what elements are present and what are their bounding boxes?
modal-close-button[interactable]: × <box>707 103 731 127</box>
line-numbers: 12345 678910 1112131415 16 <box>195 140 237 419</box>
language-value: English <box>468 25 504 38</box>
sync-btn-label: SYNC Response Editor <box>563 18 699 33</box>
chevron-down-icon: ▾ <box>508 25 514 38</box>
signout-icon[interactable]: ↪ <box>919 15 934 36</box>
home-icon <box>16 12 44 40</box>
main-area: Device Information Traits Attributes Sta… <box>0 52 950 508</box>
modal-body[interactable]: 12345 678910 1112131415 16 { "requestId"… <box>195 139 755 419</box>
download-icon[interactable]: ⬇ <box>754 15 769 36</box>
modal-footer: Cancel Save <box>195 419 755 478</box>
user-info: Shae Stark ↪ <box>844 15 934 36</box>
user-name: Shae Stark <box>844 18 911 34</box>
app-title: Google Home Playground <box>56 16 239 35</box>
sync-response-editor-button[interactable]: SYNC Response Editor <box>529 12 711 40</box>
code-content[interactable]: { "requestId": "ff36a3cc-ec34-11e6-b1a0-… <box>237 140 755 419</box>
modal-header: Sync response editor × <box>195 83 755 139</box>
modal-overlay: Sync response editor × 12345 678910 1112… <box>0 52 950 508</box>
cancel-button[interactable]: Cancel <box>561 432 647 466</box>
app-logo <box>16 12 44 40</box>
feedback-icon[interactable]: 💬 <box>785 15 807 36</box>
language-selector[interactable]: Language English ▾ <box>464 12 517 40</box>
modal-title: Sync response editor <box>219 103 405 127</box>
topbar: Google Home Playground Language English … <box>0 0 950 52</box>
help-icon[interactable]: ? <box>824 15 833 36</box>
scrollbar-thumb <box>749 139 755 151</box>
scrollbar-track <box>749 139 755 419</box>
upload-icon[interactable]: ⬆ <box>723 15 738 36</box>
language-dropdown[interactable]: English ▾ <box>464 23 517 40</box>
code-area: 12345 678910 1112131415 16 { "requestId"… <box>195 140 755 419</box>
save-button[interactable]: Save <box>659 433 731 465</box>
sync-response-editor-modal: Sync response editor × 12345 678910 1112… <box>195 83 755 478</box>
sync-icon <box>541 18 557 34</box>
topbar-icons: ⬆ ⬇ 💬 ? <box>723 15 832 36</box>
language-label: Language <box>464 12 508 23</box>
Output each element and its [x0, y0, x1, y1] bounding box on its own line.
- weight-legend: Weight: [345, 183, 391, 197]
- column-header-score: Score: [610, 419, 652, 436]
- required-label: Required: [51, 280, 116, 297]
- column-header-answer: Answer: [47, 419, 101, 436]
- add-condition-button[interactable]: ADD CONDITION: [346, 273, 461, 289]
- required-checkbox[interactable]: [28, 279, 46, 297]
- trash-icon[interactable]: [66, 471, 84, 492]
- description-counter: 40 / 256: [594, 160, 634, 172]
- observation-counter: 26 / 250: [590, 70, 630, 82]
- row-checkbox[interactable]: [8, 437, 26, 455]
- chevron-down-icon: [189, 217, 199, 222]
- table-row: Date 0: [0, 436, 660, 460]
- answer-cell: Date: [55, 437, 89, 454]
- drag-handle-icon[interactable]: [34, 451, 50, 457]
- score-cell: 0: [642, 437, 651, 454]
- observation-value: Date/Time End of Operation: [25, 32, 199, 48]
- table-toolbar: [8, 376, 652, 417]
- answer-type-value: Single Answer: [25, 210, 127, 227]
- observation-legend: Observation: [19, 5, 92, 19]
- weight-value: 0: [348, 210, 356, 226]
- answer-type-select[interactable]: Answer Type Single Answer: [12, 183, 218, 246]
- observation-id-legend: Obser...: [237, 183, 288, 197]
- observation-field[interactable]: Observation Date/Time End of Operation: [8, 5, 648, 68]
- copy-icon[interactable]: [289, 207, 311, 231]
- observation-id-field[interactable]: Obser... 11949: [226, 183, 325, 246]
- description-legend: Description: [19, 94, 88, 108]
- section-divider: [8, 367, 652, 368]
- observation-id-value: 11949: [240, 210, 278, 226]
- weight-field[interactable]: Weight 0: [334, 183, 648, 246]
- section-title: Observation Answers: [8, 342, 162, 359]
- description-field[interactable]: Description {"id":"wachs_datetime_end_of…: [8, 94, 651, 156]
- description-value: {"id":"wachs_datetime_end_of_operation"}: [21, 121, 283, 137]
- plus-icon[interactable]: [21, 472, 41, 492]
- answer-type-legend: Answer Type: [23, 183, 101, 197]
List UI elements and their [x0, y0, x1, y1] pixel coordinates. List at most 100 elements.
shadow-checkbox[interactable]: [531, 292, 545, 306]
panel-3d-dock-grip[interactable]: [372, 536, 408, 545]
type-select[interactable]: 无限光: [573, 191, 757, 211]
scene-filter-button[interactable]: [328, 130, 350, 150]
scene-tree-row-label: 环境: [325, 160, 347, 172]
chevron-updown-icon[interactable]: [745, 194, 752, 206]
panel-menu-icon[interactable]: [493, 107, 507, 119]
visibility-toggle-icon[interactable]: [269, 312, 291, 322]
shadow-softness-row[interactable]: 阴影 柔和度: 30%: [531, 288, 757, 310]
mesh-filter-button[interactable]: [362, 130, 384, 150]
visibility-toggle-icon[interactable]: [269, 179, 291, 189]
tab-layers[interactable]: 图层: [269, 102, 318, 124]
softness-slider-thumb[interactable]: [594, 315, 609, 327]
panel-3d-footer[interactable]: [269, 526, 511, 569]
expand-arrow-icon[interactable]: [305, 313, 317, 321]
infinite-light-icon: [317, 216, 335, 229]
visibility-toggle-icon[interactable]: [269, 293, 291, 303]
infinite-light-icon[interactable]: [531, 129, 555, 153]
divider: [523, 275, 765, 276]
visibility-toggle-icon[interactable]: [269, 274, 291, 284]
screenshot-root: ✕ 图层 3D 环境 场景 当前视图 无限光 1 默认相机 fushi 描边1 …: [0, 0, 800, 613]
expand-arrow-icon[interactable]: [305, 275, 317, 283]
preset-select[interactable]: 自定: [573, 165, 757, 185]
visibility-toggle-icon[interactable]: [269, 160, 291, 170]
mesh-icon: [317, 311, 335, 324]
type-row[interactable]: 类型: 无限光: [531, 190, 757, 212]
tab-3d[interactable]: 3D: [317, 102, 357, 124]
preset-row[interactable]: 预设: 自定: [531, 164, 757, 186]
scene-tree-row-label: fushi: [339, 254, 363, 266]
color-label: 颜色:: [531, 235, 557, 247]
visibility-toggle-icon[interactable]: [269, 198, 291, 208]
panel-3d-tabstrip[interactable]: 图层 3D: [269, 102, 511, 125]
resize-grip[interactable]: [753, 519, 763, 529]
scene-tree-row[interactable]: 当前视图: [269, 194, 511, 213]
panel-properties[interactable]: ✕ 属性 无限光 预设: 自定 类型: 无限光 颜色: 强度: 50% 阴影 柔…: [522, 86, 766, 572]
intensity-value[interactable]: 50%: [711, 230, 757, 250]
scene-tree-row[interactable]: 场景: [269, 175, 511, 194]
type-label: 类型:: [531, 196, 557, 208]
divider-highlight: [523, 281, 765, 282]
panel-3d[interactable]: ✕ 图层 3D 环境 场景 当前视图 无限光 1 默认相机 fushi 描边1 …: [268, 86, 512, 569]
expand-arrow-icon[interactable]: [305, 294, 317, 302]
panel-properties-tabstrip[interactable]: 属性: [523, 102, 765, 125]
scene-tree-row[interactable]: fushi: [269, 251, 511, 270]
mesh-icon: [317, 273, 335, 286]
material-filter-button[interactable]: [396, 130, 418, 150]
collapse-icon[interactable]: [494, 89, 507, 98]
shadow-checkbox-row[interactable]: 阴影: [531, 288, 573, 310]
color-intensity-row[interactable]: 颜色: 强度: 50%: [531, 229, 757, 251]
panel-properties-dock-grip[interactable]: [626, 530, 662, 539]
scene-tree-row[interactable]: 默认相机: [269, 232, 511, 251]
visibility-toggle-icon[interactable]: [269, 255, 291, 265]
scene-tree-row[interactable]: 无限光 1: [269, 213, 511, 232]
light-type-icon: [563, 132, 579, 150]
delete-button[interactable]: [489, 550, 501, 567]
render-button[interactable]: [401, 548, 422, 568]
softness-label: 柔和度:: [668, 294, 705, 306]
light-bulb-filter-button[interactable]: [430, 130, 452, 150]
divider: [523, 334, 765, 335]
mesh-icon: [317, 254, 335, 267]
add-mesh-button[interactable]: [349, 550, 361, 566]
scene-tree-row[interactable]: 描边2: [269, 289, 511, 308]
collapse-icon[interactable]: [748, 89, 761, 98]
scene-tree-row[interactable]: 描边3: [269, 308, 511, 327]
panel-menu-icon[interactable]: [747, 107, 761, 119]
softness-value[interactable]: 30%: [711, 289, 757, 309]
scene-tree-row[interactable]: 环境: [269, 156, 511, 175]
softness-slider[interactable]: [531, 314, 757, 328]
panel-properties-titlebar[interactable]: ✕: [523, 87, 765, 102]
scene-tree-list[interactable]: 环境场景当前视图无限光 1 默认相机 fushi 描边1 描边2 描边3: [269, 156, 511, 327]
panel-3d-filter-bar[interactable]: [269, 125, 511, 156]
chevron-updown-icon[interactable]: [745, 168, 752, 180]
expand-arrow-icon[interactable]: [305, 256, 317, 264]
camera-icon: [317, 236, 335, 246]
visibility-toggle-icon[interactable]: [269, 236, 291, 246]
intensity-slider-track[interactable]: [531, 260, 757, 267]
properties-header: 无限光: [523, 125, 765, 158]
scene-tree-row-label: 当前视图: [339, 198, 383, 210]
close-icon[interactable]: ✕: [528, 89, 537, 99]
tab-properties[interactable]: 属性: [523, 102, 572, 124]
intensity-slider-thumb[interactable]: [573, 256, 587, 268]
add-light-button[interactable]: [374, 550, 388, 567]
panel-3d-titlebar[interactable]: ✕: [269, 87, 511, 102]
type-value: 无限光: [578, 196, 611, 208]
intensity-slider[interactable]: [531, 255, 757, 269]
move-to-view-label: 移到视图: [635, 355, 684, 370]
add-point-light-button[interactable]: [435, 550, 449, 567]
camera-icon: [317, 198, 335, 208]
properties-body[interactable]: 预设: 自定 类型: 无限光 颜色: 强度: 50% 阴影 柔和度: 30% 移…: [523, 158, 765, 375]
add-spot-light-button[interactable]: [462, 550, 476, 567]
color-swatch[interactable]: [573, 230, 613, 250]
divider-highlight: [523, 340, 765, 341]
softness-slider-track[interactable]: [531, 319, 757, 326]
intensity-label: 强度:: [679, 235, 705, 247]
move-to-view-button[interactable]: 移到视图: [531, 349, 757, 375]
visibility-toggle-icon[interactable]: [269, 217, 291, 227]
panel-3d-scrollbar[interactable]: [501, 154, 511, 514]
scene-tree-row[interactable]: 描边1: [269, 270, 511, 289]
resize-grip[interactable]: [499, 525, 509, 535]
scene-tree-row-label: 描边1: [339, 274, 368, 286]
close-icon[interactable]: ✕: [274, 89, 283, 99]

* AIM *
Transcribe the entries word for word, starting at the very first line and ending at the line that contains "download-icon[interactable]: ⬇ <box>754". Include both of those lines.

* RESULT OF THE TASK *
what elements are present and what are their bounding boxes?
modal-close-button[interactable]: × <box>707 103 731 127</box>
line-numbers: 12345 678910 1112131415 16 <box>195 140 237 419</box>
language-value: English <box>468 25 504 38</box>
sync-btn-label: SYNC Response Editor <box>563 18 699 33</box>
chevron-down-icon: ▾ <box>508 25 514 38</box>
signout-icon[interactable]: ↪ <box>919 15 934 36</box>
home-icon <box>16 12 44 40</box>
main-area: Device Information Traits Attributes Sta… <box>0 52 950 508</box>
modal-body[interactable]: 12345 678910 1112131415 16 { "requestId"… <box>195 139 755 419</box>
download-icon[interactable]: ⬇ <box>754 15 769 36</box>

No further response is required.